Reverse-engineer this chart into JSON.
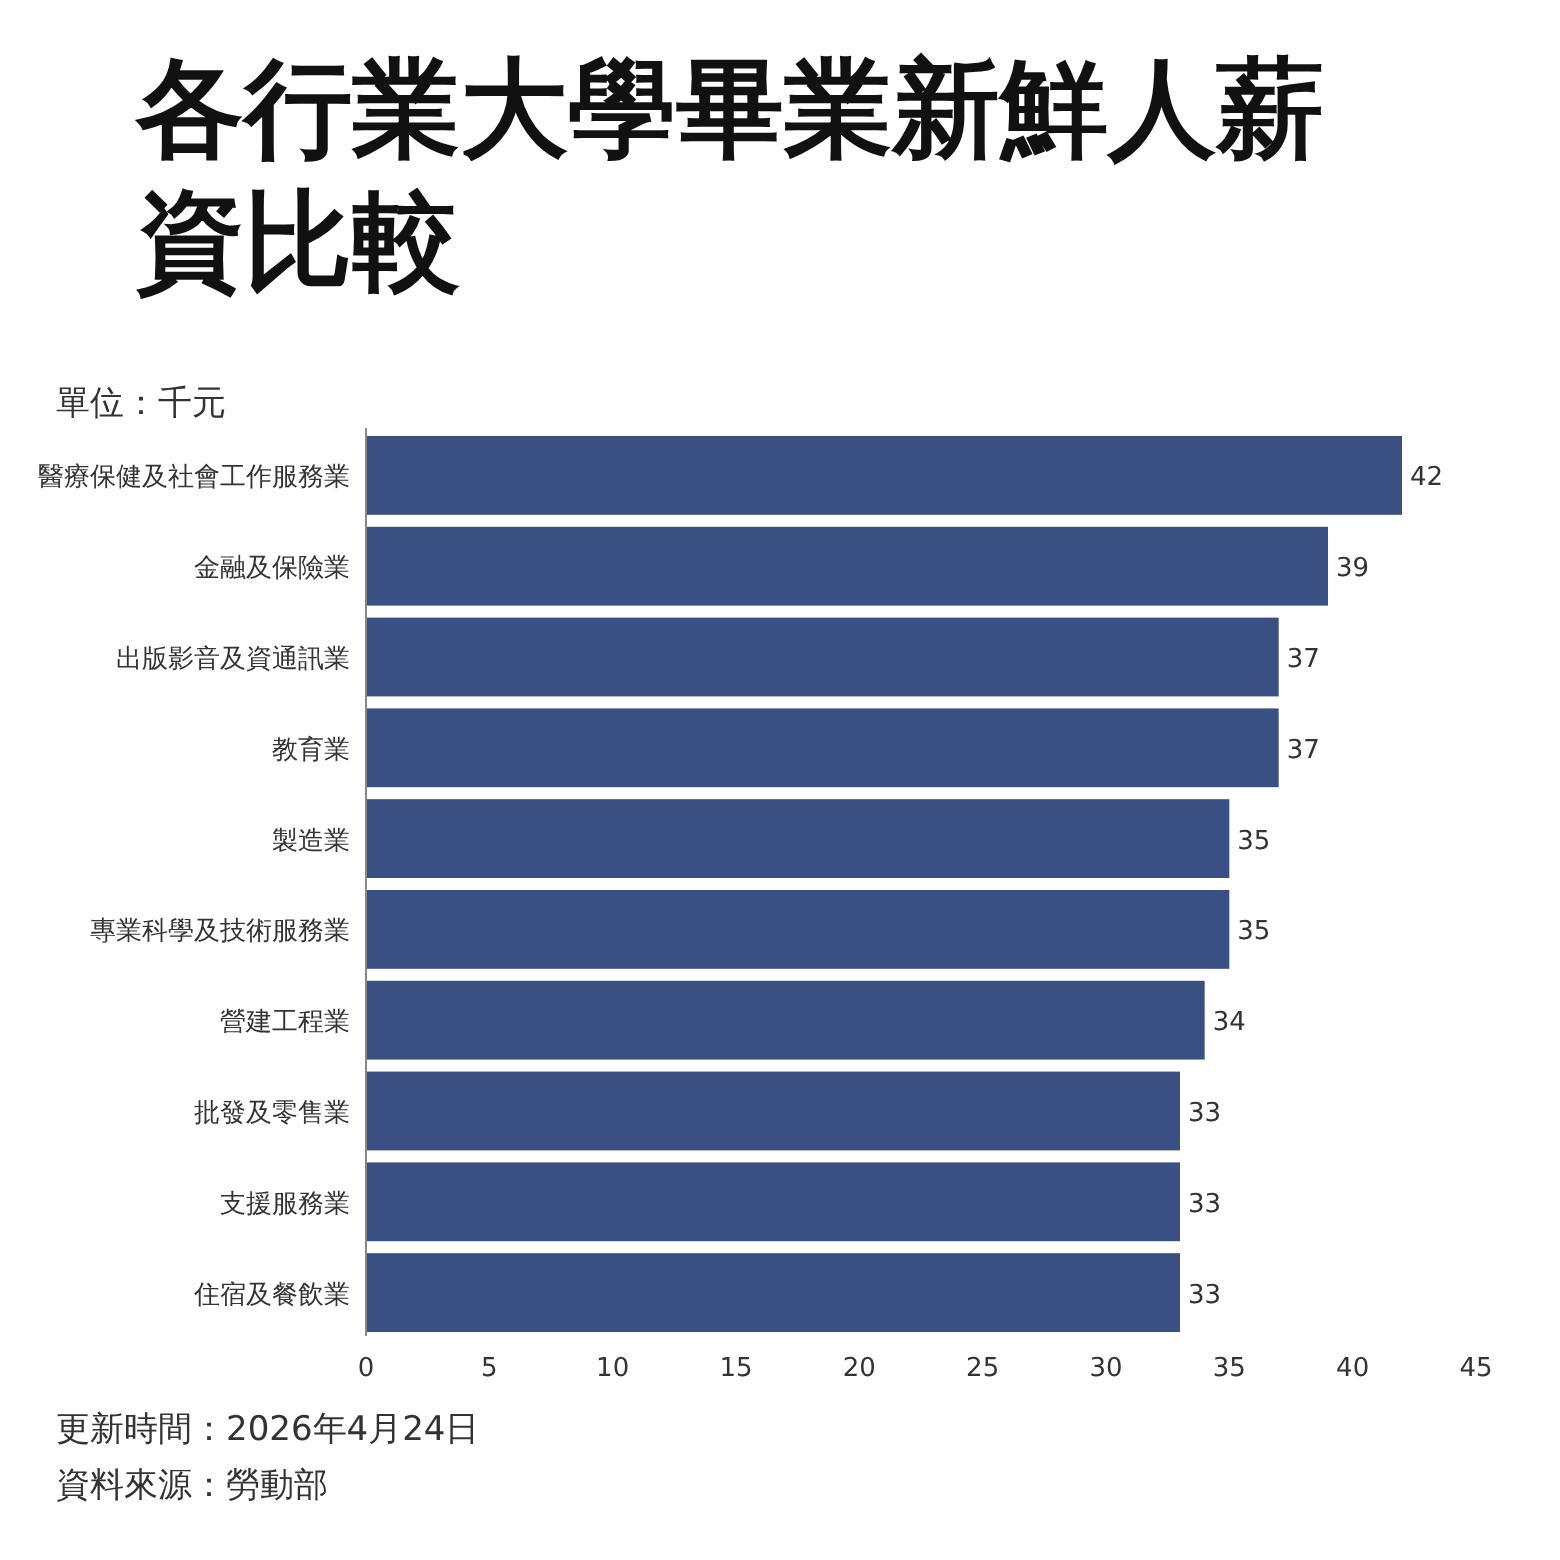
{
  "chart_data": {
    "type": "bar",
    "orientation": "horizontal",
    "title": "各行業大學畢業新鮮人薪資比較",
    "categories": [
      "醫療保健及社會工作服務業",
      "金融及保險業",
      "出版影音及資通訊業",
      "教育業",
      "製造業",
      "專業科學及技術服務業",
      "營建工程業",
      "批發及零售業",
      "支援服務業",
      "住宿及餐飲業"
    ],
    "values": [
      42,
      39,
      37,
      37,
      35,
      35,
      34,
      33,
      33,
      33
    ],
    "color": "#3a5083",
    "xlim": [
      0,
      45
    ],
    "xticks": [
      0,
      5,
      10,
      15,
      20,
      25,
      30,
      35,
      40,
      45
    ],
    "data_labels": true,
    "annotations": [
      "單位：千元",
      "更新時間：2026年4月24日",
      "資料來源：勞動部"
    ]
  }
}
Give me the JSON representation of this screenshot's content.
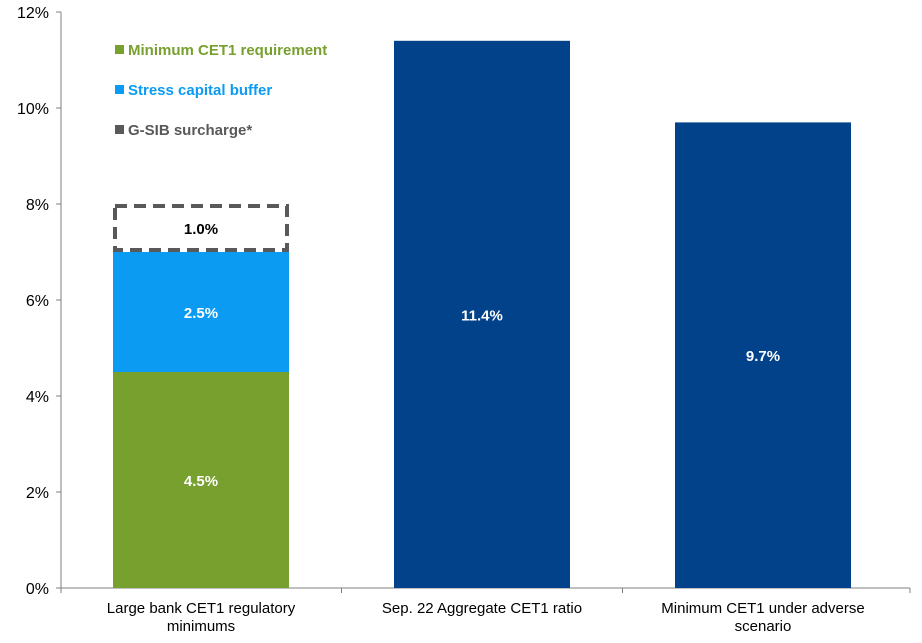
{
  "chart_data": {
    "type": "bar",
    "stacked": true,
    "categories": [
      [
        "Large bank CET1 regulatory",
        "minimums"
      ],
      [
        "Sep. 22 Aggregate CET1 ratio"
      ],
      [
        "Minimum CET1 under adverse",
        "scenario"
      ]
    ],
    "stack_segments": [
      {
        "name": "Minimum CET1 requirement",
        "category": 0,
        "base": 0,
        "value": 4.5,
        "label": "4.5%",
        "color": "#77A02E",
        "label_color": "#ffffff",
        "style": "solid"
      },
      {
        "name": "Stress capital buffer",
        "category": 0,
        "base": 4.5,
        "value": 2.5,
        "label": "2.5%",
        "color": "#0B9BF2",
        "label_color": "#ffffff",
        "style": "solid"
      },
      {
        "name": "G-SIB surcharge*",
        "category": 0,
        "base": 7.0,
        "value": 1.0,
        "label": "1.0%",
        "color": "#595959",
        "label_color": "#000000",
        "style": "dashed"
      },
      {
        "name": "",
        "category": 1,
        "base": 0,
        "value": 11.4,
        "label": "11.4%",
        "color": "#02428A",
        "label_color": "#ffffff",
        "style": "solid"
      },
      {
        "name": "",
        "category": 2,
        "base": 0,
        "value": 9.7,
        "label": "9.7%",
        "color": "#02428A",
        "label_color": "#ffffff",
        "style": "solid"
      }
    ],
    "legend": {
      "placement": "top-left",
      "entries": [
        {
          "name": "Minimum CET1 requirement",
          "color": "#77A02E"
        },
        {
          "name": "Stress capital buffer",
          "color": "#0B9BF2"
        },
        {
          "name": "G-SIB surcharge*",
          "color": "#595959"
        }
      ]
    },
    "y_ticks": [
      0,
      2,
      4,
      6,
      8,
      10,
      12
    ],
    "y_tick_labels": [
      "0%",
      "2%",
      "4%",
      "6%",
      "8%",
      "10%",
      "12%"
    ],
    "ylim": [
      0,
      12
    ],
    "grid": false,
    "title": "",
    "xlabel": "",
    "ylabel": ""
  }
}
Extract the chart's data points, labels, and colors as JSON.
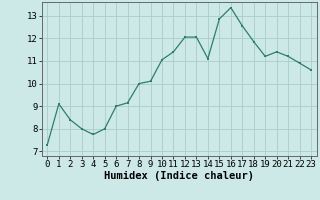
{
  "x": [
    0,
    1,
    2,
    3,
    4,
    5,
    6,
    7,
    8,
    9,
    10,
    11,
    12,
    13,
    14,
    15,
    16,
    17,
    18,
    19,
    20,
    21,
    22,
    23
  ],
  "y": [
    7.3,
    9.1,
    8.4,
    8.0,
    7.75,
    8.0,
    9.0,
    9.15,
    10.0,
    10.1,
    11.05,
    11.4,
    12.05,
    12.05,
    11.1,
    12.85,
    13.35,
    12.55,
    11.85,
    11.2,
    11.4,
    11.2,
    10.9,
    10.6
  ],
  "xlabel": "Humidex (Indice chaleur)",
  "xlim": [
    -0.5,
    23.5
  ],
  "ylim": [
    6.8,
    13.6
  ],
  "yticks": [
    7,
    8,
    9,
    10,
    11,
    12,
    13
  ],
  "xticks": [
    0,
    1,
    2,
    3,
    4,
    5,
    6,
    7,
    8,
    9,
    10,
    11,
    12,
    13,
    14,
    15,
    16,
    17,
    18,
    19,
    20,
    21,
    22,
    23
  ],
  "line_color": "#2e7d6e",
  "marker_color": "#2e7d6e",
  "bg_color": "#cce9e7",
  "grid_color": "#aaccca",
  "tick_fontsize": 6.5,
  "label_fontsize": 7.5
}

▶ [WRITTEN TASK]:
Show the lines that mention the word "capital".

▶ [RESPONSE]:
        "name": "Stress capital buffer",
          "name": "Stress capital buffer",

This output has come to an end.